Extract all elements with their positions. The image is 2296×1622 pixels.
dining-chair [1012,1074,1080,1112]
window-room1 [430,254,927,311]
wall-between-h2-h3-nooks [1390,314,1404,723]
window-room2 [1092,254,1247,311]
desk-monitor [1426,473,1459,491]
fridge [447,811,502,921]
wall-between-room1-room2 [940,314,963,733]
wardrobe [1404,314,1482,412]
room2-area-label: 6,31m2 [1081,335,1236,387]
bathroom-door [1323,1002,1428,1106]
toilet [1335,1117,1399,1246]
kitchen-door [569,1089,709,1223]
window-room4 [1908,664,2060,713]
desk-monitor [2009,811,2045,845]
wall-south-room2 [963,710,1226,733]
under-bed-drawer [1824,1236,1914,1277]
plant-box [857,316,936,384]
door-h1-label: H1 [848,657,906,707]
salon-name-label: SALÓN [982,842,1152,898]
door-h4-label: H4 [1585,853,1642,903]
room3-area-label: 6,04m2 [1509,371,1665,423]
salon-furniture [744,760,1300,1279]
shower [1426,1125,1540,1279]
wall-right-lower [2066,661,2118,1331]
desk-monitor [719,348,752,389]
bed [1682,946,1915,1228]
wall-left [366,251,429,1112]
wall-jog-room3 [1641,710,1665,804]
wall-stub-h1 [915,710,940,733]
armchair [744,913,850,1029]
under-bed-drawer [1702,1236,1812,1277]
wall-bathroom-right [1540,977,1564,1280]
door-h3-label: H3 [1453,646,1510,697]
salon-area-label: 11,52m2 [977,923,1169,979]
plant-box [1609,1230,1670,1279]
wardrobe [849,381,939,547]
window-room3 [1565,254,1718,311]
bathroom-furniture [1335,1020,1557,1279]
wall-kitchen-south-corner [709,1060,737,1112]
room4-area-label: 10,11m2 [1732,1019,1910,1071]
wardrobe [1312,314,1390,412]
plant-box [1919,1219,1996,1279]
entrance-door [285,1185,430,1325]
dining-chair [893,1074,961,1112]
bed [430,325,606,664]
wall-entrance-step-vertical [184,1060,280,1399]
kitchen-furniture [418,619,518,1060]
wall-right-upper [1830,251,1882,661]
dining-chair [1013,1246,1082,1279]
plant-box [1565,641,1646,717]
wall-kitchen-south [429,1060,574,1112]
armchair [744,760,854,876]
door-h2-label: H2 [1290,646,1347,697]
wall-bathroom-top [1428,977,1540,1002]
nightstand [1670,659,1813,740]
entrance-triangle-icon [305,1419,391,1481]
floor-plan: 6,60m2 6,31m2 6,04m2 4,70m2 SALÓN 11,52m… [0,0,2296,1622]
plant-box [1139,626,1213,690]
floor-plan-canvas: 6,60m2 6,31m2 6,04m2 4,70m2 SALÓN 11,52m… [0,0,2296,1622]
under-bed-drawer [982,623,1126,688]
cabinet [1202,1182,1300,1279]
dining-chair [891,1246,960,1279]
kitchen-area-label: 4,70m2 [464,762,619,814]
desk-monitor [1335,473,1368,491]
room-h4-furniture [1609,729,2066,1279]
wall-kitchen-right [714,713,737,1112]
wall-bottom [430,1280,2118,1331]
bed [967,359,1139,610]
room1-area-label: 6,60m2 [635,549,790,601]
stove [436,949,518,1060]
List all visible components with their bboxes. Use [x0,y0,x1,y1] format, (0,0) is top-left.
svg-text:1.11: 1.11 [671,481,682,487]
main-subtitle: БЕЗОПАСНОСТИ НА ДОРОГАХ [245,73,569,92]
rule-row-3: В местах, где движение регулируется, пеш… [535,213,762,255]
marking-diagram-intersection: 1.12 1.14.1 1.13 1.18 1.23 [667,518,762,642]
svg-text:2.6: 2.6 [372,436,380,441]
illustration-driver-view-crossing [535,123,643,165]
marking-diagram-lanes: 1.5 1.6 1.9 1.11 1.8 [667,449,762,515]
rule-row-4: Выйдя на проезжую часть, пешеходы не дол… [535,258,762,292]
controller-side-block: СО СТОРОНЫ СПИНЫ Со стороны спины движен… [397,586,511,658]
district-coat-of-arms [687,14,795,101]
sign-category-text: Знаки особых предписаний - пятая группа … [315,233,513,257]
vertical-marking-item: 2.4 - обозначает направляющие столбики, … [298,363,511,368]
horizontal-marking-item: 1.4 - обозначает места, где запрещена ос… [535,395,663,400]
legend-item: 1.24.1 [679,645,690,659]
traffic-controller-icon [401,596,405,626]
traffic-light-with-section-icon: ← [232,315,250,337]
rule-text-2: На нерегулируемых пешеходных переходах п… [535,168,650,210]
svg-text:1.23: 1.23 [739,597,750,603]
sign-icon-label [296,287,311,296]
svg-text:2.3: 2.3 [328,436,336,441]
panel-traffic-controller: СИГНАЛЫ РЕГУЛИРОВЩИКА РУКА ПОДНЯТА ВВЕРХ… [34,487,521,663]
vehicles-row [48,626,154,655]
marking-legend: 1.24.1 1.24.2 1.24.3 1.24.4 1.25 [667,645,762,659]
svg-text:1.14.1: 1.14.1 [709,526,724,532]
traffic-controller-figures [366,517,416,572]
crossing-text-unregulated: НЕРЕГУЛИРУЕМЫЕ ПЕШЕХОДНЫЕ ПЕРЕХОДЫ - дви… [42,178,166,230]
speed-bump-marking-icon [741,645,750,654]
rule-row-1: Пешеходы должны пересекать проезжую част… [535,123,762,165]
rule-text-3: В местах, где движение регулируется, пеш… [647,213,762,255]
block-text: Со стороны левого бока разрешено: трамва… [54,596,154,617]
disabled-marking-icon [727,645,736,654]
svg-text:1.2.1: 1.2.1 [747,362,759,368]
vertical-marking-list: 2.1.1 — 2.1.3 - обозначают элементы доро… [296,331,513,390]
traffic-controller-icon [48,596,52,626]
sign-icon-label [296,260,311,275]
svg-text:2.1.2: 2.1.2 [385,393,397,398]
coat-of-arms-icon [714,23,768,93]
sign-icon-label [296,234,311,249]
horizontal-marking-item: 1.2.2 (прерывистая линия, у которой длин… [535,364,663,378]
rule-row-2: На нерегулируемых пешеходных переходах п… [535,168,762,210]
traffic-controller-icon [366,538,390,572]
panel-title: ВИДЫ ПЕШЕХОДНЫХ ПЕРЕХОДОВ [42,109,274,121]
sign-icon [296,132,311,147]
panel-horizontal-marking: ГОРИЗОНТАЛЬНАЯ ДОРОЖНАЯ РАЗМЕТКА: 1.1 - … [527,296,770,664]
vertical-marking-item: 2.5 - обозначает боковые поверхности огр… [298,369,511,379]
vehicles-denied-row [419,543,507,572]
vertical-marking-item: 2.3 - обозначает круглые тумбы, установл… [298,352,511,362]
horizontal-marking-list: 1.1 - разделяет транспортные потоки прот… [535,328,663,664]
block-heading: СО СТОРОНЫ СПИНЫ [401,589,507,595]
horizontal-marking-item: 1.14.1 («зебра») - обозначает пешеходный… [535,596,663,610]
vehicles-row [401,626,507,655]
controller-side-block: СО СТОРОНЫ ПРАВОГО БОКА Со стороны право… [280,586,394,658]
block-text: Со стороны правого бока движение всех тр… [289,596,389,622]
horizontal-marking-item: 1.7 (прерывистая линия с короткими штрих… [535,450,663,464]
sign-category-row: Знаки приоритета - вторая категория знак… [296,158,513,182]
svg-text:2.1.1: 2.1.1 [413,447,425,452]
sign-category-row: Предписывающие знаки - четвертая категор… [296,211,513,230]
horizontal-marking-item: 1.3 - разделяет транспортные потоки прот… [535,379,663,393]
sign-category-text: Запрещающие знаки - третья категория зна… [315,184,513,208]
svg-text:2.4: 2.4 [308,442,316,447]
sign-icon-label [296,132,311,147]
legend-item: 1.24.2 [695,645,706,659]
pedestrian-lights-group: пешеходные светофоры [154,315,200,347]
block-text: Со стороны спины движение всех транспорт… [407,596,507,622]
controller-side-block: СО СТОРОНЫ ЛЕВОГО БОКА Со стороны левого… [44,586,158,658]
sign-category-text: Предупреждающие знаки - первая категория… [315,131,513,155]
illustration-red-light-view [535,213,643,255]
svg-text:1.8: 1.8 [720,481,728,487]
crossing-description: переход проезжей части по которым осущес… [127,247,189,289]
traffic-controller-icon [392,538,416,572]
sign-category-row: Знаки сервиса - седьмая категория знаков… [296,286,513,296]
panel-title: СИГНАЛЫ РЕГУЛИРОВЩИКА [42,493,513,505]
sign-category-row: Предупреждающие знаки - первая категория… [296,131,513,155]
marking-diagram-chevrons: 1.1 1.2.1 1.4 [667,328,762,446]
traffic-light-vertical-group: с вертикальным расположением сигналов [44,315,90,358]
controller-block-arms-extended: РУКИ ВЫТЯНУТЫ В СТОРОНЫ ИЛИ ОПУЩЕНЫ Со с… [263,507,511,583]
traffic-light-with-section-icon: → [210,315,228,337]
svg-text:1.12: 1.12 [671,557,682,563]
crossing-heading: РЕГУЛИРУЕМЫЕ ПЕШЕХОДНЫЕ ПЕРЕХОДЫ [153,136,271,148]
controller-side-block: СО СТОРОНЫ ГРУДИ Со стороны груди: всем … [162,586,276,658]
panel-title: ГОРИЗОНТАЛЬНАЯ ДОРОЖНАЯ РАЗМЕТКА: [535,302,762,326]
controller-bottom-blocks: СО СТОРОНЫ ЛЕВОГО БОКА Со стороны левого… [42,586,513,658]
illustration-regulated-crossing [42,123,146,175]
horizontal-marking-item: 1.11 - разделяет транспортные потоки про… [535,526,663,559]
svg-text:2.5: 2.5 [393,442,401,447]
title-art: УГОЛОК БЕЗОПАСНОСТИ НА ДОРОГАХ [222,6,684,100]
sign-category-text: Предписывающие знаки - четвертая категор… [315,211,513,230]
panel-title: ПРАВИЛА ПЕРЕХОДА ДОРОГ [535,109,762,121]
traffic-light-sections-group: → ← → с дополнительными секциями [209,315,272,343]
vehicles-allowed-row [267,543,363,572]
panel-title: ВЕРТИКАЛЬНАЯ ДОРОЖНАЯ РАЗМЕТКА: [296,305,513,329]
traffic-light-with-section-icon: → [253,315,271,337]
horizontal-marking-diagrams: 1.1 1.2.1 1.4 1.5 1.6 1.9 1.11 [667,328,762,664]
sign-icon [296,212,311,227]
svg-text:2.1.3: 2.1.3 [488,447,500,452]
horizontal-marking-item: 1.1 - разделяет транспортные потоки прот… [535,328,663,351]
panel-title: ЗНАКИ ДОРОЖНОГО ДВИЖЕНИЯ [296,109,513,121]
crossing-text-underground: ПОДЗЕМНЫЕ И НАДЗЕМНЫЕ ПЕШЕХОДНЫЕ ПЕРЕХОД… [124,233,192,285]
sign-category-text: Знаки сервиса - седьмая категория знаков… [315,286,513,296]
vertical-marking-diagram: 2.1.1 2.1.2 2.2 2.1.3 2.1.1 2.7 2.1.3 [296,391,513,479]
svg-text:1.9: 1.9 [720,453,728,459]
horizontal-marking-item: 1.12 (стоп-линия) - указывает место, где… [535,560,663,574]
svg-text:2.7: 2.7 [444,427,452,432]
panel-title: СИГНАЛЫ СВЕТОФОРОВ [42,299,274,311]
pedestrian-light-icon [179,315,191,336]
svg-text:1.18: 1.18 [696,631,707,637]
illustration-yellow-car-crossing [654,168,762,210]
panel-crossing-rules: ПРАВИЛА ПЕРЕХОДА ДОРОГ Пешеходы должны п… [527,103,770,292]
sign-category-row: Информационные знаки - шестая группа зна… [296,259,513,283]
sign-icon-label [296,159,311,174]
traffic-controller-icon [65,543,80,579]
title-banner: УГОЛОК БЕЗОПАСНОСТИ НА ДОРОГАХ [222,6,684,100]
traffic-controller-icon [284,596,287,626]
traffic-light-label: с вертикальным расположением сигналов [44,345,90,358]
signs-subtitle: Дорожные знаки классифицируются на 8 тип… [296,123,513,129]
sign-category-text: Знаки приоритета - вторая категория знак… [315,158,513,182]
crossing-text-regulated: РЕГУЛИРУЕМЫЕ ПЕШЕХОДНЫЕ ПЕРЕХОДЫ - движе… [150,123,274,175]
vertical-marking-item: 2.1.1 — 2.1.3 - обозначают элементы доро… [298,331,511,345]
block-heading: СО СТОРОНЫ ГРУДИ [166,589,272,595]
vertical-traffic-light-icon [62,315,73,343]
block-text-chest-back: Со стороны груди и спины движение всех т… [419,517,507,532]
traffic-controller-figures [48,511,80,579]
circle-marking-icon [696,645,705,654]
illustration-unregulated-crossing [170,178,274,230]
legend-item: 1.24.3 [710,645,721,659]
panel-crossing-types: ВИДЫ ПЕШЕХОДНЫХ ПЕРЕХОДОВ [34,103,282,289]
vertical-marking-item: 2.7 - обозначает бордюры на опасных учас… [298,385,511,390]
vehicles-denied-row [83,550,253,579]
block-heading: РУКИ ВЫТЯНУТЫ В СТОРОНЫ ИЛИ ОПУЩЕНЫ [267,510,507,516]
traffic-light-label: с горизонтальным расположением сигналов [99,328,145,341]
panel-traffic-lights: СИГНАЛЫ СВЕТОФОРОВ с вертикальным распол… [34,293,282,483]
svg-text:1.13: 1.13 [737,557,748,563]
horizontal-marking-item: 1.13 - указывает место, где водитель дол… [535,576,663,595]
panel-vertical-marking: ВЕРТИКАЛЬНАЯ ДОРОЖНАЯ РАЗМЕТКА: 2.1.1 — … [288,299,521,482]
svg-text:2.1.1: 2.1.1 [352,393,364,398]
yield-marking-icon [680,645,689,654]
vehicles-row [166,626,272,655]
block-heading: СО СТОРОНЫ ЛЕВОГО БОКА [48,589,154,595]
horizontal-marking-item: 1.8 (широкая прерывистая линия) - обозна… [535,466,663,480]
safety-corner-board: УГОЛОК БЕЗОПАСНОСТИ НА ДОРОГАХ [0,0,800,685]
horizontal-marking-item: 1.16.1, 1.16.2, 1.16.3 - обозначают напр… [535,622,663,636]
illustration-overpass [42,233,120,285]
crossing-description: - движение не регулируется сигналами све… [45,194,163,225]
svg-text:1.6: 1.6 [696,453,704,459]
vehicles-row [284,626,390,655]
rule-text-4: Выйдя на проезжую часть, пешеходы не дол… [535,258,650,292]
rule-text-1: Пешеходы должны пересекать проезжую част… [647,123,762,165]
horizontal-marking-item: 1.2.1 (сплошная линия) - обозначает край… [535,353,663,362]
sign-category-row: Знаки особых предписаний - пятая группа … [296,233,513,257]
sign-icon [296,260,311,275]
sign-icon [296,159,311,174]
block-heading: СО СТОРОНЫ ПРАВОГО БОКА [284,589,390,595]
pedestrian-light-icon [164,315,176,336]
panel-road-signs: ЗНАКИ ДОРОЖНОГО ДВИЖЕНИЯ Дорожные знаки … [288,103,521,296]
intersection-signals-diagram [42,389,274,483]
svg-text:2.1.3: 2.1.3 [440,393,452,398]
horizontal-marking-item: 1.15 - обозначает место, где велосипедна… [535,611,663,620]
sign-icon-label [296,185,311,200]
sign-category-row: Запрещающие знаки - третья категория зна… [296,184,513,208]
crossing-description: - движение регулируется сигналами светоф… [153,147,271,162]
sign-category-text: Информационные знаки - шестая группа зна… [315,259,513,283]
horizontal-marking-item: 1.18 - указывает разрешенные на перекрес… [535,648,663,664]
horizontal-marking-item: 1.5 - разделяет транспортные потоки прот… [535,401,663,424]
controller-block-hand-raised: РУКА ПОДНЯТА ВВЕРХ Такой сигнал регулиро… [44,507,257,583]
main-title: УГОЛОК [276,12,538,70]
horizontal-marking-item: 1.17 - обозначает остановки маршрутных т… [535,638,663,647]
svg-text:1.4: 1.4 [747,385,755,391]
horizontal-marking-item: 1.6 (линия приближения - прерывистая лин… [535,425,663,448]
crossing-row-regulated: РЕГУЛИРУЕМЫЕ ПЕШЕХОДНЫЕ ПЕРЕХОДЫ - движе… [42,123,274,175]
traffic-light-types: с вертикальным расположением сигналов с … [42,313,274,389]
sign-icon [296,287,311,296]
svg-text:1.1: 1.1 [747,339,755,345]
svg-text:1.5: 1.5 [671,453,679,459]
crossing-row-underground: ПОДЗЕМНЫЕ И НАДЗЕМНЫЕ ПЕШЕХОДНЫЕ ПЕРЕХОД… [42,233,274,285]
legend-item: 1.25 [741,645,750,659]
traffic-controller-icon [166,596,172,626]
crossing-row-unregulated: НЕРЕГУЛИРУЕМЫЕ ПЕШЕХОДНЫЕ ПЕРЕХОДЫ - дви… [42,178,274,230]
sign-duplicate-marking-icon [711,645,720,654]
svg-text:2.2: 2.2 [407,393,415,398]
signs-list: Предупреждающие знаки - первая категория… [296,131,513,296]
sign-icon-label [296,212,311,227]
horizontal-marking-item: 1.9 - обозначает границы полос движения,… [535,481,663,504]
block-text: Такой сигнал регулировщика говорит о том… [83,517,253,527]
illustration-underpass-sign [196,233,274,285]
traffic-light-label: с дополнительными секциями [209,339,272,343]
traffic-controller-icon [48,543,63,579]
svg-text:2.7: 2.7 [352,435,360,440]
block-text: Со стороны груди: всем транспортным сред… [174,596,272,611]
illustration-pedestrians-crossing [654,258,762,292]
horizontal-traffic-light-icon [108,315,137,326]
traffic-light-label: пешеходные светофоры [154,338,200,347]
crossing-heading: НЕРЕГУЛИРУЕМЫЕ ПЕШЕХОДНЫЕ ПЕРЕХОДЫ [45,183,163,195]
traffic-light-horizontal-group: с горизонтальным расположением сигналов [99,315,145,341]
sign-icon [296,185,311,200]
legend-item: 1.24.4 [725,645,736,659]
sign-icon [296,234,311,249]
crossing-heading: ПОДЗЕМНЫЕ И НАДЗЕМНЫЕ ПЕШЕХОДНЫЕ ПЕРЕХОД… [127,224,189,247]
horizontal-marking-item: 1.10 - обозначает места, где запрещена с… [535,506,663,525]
+-------+
> _Task details_
Render the lines as a JSON list of strings, one string per line and no blank lines, starting at the first line of the records and stopping after the line that contains "cabinet [1202,1182,1300,1279]".

> _Solution to this exercise_
[
  "Extract all elements with their positions. The image is 2296×1622 pixels.",
  "dining-chair [1012,1074,1080,1112]",
  "window-room1 [430,254,927,311]",
  "wall-between-h2-h3-nooks [1390,314,1404,723]",
  "window-room2 [1092,254,1247,311]",
  "desk-monitor [1426,473,1459,491]",
  "fridge [447,811,502,921]",
  "wall-between-room1-room2 [940,314,963,733]",
  "wardrobe [1404,314,1482,412]",
  "room2-area-label: 6,31m2 [1081,335,1236,387]",
  "bathroom-door [1323,1002,1428,1106]",
  "toilet [1335,1117,1399,1246]",
  "kitchen-door [569,1089,709,1223]",
  "window-room4 [1908,664,2060,713]",
  "desk-monitor [2009,811,2045,845]",
  "wall-south-room2 [963,710,1226,733]",
  "under-bed-drawer [1824,1236,1914,1277]",
  "plant-box [857,316,936,384]",
  "door-h1-label: H1 [848,657,906,707]",
  "salon-name-label: SALÓN [982,842,1152,898]",
  "door-h4-label: H4 [1585,853,1642,903]",
  "room3-area-label: 6,04m2 [1509,371,1665,423]",
  "salon-furniture [744,760,1300,1279]",
  "shower [1426,1125,1540,1279]",
  "wall-right-lower [2066,661,2118,1331]",
  "desk-monitor [719,348,752,389]",
  "bed [1682,946,1915,1228]",
  "wall-left [366,251,429,1112]",
  "wall-jog-room3 [1641,710,1665,804]",
  "wall-stub-h1 [915,710,940,733]",
  "armchair [744,913,850,1029]",
  "under-bed-drawer [1702,1236,1812,1277]",
  "wall-bathroom-right [1540,977,1564,1280]",
  "door-h3-label: H3 [1453,646,1510,697]",
  "salon-area-label: 11,52m2 [977,923,1169,979]",
  "plant-box [1609,1230,1670,1279]",
  "wardrobe [849,381,939,547]",
  "window-room3 [1565,254,1718,311]",
  "bathroom-furniture [1335,1020,1557,1279]",
  "wall-kitchen-south-corner [709,1060,737,1112]",
  "room4-area-label: 10,11m2 [1732,1019,1910,1071]",
  "wardrobe [1312,314,1390,412]",
  "plant-box [1919,1219,1996,1279]",
  "entrance-door [285,1185,430,1325]",
  "dining-chair [893,1074,961,1112]",
  "bed [430,325,606,664]",
  "wall-entrance-step-vertical [184,1060,280,1399]",
  "kitchen-furniture [418,619,518,1060]",
  "wall-right-upper [1830,251,1882,661]",
  "dining-chair [1013,1246,1082,1279]",
  "plant-box [1565,641,1646,717]",
  "wall-kitchen-south [429,1060,574,1112]",
  "armchair [744,760,854,876]",
  "door-h2-label: H2 [1290,646,1347,697]",
  "wall-bathroom-top [1428,977,1540,1002]",
  "nightstand [1670,659,1813,740]",
  "entrance-triangle-icon [305,1419,391,1481]",
  "floor-plan: 6,60m2 6,31m2 6,04m2 4,70m2 SALÓN 11,52m… [0,0,2296,1622]",
  "plant-box [1139,626,1213,690]",
  "floor-plan-canvas: 6,60m2 6,31m2 6,04m2 4,70m2 SALÓN 11,52m… [0,0,2296,1622]",
  "under-bed-drawer [982,623,1126,688]",
  "cabinet [1202,1182,1300,1279]"
]